本文
フジカ シングル8 ZC1000 /New ZC1000

シングル-8カメラ

Fujica Single-8 ZC1000 /New ZC1000

Overview

シングル8やスーパー8の時代になってからの国産8ミリカメラでは唯一のレンズ交換式。とにかく最高級のシングル8撮影機です。

交換レンズはCマウントのもの。16mmの標準的なマウントなので、撮影サイズは変わってしまいますが16mmのレンズを使うことが流用できる上に、ボリューなどの海外8mmカメラレンズ、古いTVカメラ、もしくは監視用ビデオカメラの交換レンズが取りあえずそのままくっつきます。35ミリカメラ用各種レンズとCマウントの変換アダプターが、純正のアタッチメントとして販売されていたので、35mmカメラレンズ換算で約6.5倍の焦点距離の望遠寄りレンズとして使えますが、マウントを換えたメーカーがほとんどなので現行で販売されているレンズはニコンを除いてほとんど付かないのでご注意を。

データ抜粋
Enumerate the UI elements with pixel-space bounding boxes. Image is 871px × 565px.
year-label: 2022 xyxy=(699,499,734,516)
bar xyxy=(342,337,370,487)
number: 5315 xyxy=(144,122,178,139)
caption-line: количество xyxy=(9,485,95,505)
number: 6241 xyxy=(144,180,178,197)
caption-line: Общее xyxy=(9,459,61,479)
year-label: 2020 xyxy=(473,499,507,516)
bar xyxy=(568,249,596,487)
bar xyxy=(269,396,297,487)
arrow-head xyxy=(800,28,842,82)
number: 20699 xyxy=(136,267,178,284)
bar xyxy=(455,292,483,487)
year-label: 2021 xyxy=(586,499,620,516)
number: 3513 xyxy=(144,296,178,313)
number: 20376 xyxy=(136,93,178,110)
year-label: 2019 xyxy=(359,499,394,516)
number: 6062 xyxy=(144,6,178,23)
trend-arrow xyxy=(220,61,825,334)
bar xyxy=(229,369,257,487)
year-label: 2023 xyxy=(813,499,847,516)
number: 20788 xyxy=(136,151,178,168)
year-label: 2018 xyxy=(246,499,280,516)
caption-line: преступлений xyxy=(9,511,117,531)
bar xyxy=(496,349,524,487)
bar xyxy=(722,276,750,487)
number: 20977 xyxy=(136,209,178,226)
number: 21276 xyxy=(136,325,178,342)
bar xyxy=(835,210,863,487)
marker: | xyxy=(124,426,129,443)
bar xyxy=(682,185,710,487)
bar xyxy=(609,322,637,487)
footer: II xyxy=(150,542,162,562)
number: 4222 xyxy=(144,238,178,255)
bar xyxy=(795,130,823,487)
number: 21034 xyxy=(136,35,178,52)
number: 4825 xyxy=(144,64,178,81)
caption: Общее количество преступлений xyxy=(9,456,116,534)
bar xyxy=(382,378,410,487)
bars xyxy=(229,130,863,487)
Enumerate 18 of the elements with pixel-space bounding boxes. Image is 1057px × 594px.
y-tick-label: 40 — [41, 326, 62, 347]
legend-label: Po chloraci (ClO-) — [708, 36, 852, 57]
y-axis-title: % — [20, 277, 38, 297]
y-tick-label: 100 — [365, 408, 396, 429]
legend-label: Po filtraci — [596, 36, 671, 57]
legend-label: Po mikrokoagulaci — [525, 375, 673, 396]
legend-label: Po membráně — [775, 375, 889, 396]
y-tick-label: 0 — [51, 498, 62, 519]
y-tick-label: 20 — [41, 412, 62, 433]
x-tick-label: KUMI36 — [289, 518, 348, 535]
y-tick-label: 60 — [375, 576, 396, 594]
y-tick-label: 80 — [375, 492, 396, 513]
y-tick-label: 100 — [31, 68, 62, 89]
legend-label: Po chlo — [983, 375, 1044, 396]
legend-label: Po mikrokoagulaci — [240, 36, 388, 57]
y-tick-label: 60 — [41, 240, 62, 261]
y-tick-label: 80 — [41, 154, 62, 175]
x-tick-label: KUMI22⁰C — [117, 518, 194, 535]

実施する課題
**A.** 記録の先頭から「number: 6241 xyxy=(144,180,178,197)」を含む行まで、その行も含めて一字も変えずに出力しなさい。
**B.** フジカ シングル8 ZC1000を紹介する本文の、最後の文の後に続く文章を書きなさい。

最終回答
**A.**
Enumerate the UI elements with pixel-space bounding boxes. Image is 871px × 565px.
year-label: 2022 xyxy=(699,499,734,516)
bar xyxy=(342,337,370,487)
number: 5315 xyxy=(144,122,178,139)
caption-line: количество xyxy=(9,485,95,505)
number: 6241 xyxy=(144,180,178,197)

**B.**
標準セットとして、電子ビームコーティングの7.5-75mm、F1.8ミリという10倍のマクロ機構付ズームレンズを装備してます。 純正で5.5mmの広角レンズが販売されておりました。

ファインダーは一眼レフ式ですが、通常のハーフミラーによるファインダとフィルム側の分光をせずにミラーシャッターを導入してるので、100%の明るさでみることができるのですがその反面、ぱたぱたと明滅して見えます。

フォーカス合わせはすりガラスのようなマットスクリーン。じゃまだったら撮影時にマットスクリーンをレバーで解除することもできます。露出調節は、内蔵の露出計ではかった数値をファインダー内の指針をEE適正値のゼロ点に手動であわせるもの。このときに加減をすることによって微妙な調節が可能。
ファインダーの上の方の赤ランプは、かなりマルチ機能の警告ランプで、電源電圧の低下、逆転操作、開角度調節、露出補正(2倍、4倍)の切替およびフィルム終了時と点灯したときに何のトラブルかいろいろ神経質に考えさせられます。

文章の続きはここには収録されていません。